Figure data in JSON
## start
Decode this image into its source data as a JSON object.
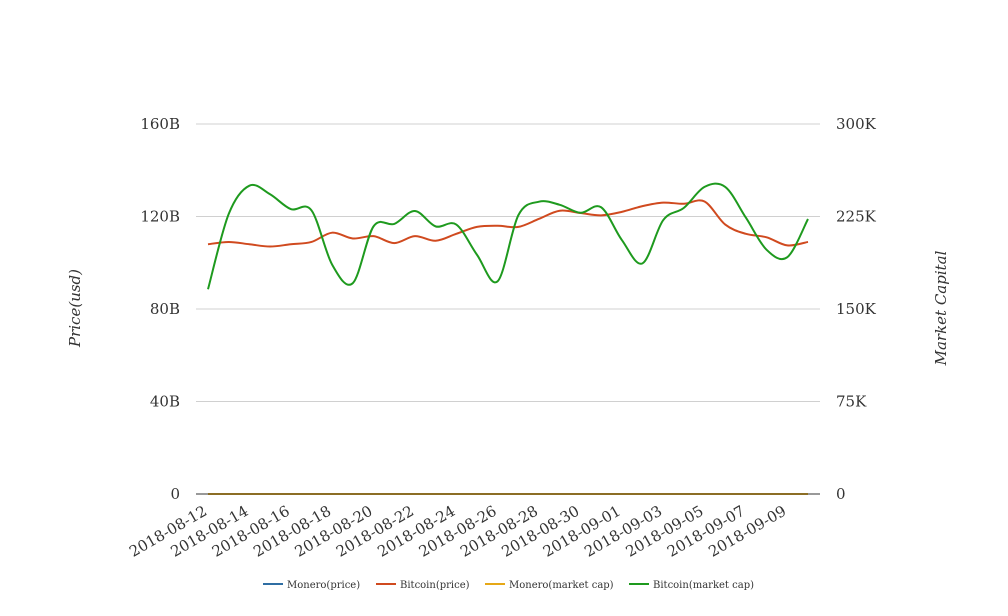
{
  "chart_data": {
    "type": "line",
    "x": [
      "2018-08-12",
      "2018-08-13",
      "2018-08-14",
      "2018-08-15",
      "2018-08-16",
      "2018-08-17",
      "2018-08-18",
      "2018-08-19",
      "2018-08-20",
      "2018-08-21",
      "2018-08-22",
      "2018-08-23",
      "2018-08-24",
      "2018-08-25",
      "2018-08-26",
      "2018-08-27",
      "2018-08-28",
      "2018-08-29",
      "2018-08-30",
      "2018-08-31",
      "2018-09-01",
      "2018-09-02",
      "2018-09-03",
      "2018-09-04",
      "2018-09-05",
      "2018-09-06",
      "2018-09-07",
      "2018-09-08",
      "2018-09-09",
      "2018-09-10"
    ],
    "x_tick_labels": [
      "2018-08-12",
      "2018-08-14",
      "2018-08-16",
      "2018-08-18",
      "2018-08-20",
      "2018-08-22",
      "2018-08-24",
      "2018-08-26",
      "2018-08-28",
      "2018-08-30",
      "2018-09-01",
      "2018-09-03",
      "2018-09-05",
      "2018-09-07",
      "2018-09-09"
    ],
    "y_left": {
      "label": "Price(usd)",
      "ticks": [
        "0",
        "40B",
        "80B",
        "120B",
        "160B"
      ],
      "range": [
        0,
        160000000000
      ]
    },
    "y_right": {
      "label": "Market Capital",
      "ticks": [
        "0",
        "75K",
        "150K",
        "225K",
        "300K"
      ],
      "range": [
        0,
        300000
      ]
    },
    "series": [
      {
        "name": "Monero(price)",
        "axis": "left",
        "color": "#2f6ea3",
        "values": [
          0,
          0,
          0,
          0,
          0,
          0,
          0,
          0,
          0,
          0,
          0,
          0,
          0,
          0,
          0,
          0,
          0,
          0,
          0,
          0,
          0,
          0,
          0,
          0,
          0,
          0,
          0,
          0,
          0,
          0
        ]
      },
      {
        "name": "Bitcoin(price)",
        "axis": "left",
        "color": "#d04a1f",
        "values": [
          108000000000.0,
          109000000000.0,
          108000000000.0,
          107000000000.0,
          108000000000.0,
          109000000000.0,
          113000000000.0,
          110500000000.0,
          111500000000.0,
          108500000000.0,
          111500000000.0,
          109500000000.0,
          112500000000.0,
          115500000000.0,
          116000000000.0,
          115500000000.0,
          119000000000.0,
          122500000000.0,
          121500000000.0,
          120500000000.0,
          122000000000.0,
          124500000000.0,
          126000000000.0,
          125500000000.0,
          126500000000.0,
          116500000000.0,
          112500000000.0,
          111000000000.0,
          107500000000.0,
          109000000000.0
        ]
      },
      {
        "name": "Monero(market cap)",
        "axis": "left",
        "color": "#e6a817",
        "values": [
          0,
          0,
          0,
          0,
          0,
          0,
          0,
          0,
          0,
          0,
          0,
          0,
          0,
          0,
          0,
          0,
          0,
          0,
          0,
          0,
          0,
          0,
          0,
          0,
          0,
          0,
          0,
          0,
          0,
          0
        ]
      },
      {
        "name": "Bitcoin(market cap)",
        "axis": "right",
        "color": "#1e9a1e",
        "values": [
          166000,
          227000,
          250000,
          243000,
          231000,
          230000,
          186000,
          171000,
          217000,
          219000,
          229500,
          217000,
          218500,
          194000,
          172500,
          226000,
          237000,
          234500,
          228000,
          232500,
          206000,
          187000,
          222000,
          232000,
          249000,
          249000,
          224000,
          198000,
          192000,
          223000
        ]
      }
    ],
    "legend": {
      "position": "bottom",
      "entries": [
        "Monero(price)",
        "Bitcoin(price)",
        "Monero(market cap)",
        "Bitcoin(market cap)"
      ]
    },
    "grid": true
  }
}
## end
▸ Objective
Each record above is to be restated exactly, with its pictures removed from the copy.

▸ Solved exercise
Decode this image into its source data as a JSON object.
{
  "chart_data": {
    "type": "line",
    "x": [
      "2018-08-12",
      "2018-08-13",
      "2018-08-14",
      "2018-08-15",
      "2018-08-16",
      "2018-08-17",
      "2018-08-18",
      "2018-08-19",
      "2018-08-20",
      "2018-08-21",
      "2018-08-22",
      "2018-08-23",
      "2018-08-24",
      "2018-08-25",
      "2018-08-26",
      "2018-08-27",
      "2018-08-28",
      "2018-08-29",
      "2018-08-30",
      "2018-08-31",
      "2018-09-01",
      "2018-09-02",
      "2018-09-03",
      "2018-09-04",
      "2018-09-05",
      "2018-09-06",
      "2018-09-07",
      "2018-09-08",
      "2018-09-09",
      "2018-09-10"
    ],
    "x_tick_labels": [
      "2018-08-12",
      "2018-08-14",
      "2018-08-16",
      "2018-08-18",
      "2018-08-20",
      "2018-08-22",
      "2018-08-24",
      "2018-08-26",
      "2018-08-28",
      "2018-08-30",
      "2018-09-01",
      "2018-09-03",
      "2018-09-05",
      "2018-09-07",
      "2018-09-09"
    ],
    "y_left": {
      "label": "Price(usd)",
      "ticks": [
        "0",
        "40B",
        "80B",
        "120B",
        "160B"
      ],
      "range": [
        0,
        160000000000
      ]
    },
    "y_right": {
      "label": "Market Capital",
      "ticks": [
        "0",
        "75K",
        "150K",
        "225K",
        "300K"
      ],
      "range": [
        0,
        300000
      ]
    },
    "series": [
      {
        "name": "Monero(price)",
        "axis": "left",
        "color": "#2f6ea3",
        "values": [
          0,
          0,
          0,
          0,
          0,
          0,
          0,
          0,
          0,
          0,
          0,
          0,
          0,
          0,
          0,
          0,
          0,
          0,
          0,
          0,
          0,
          0,
          0,
          0,
          0,
          0,
          0,
          0,
          0,
          0
        ]
      },
      {
        "name": "Bitcoin(price)",
        "axis": "left",
        "color": "#d04a1f",
        "values": [
          108000000000.0,
          109000000000.0,
          108000000000.0,
          107000000000.0,
          108000000000.0,
          109000000000.0,
          113000000000.0,
          110500000000.0,
          111500000000.0,
          108500000000.0,
          111500000000.0,
          109500000000.0,
          112500000000.0,
          115500000000.0,
          116000000000.0,
          115500000000.0,
          119000000000.0,
          122500000000.0,
          121500000000.0,
          120500000000.0,
          122000000000.0,
          124500000000.0,
          126000000000.0,
          125500000000.0,
          126500000000.0,
          116500000000.0,
          112500000000.0,
          111000000000.0,
          107500000000.0,
          109000000000.0
        ]
      },
      {
        "name": "Monero(market cap)",
        "axis": "left",
        "color": "#e6a817",
        "values": [
          0,
          0,
          0,
          0,
          0,
          0,
          0,
          0,
          0,
          0,
          0,
          0,
          0,
          0,
          0,
          0,
          0,
          0,
          0,
          0,
          0,
          0,
          0,
          0,
          0,
          0,
          0,
          0,
          0,
          0
        ]
      },
      {
        "name": "Bitcoin(market cap)",
        "axis": "right",
        "color": "#1e9a1e",
        "values": [
          166000,
          227000,
          250000,
          243000,
          231000,
          230000,
          186000,
          171000,
          217000,
          219000,
          229500,
          217000,
          218500,
          194000,
          172500,
          226000,
          237000,
          234500,
          228000,
          232500,
          206000,
          187000,
          222000,
          232000,
          249000,
          249000,
          224000,
          198000,
          192000,
          223000
        ]
      }
    ],
    "legend": {
      "position": "bottom",
      "entries": [
        "Monero(price)",
        "Bitcoin(price)",
        "Monero(market cap)",
        "Bitcoin(market cap)"
      ]
    },
    "grid": true
  }
}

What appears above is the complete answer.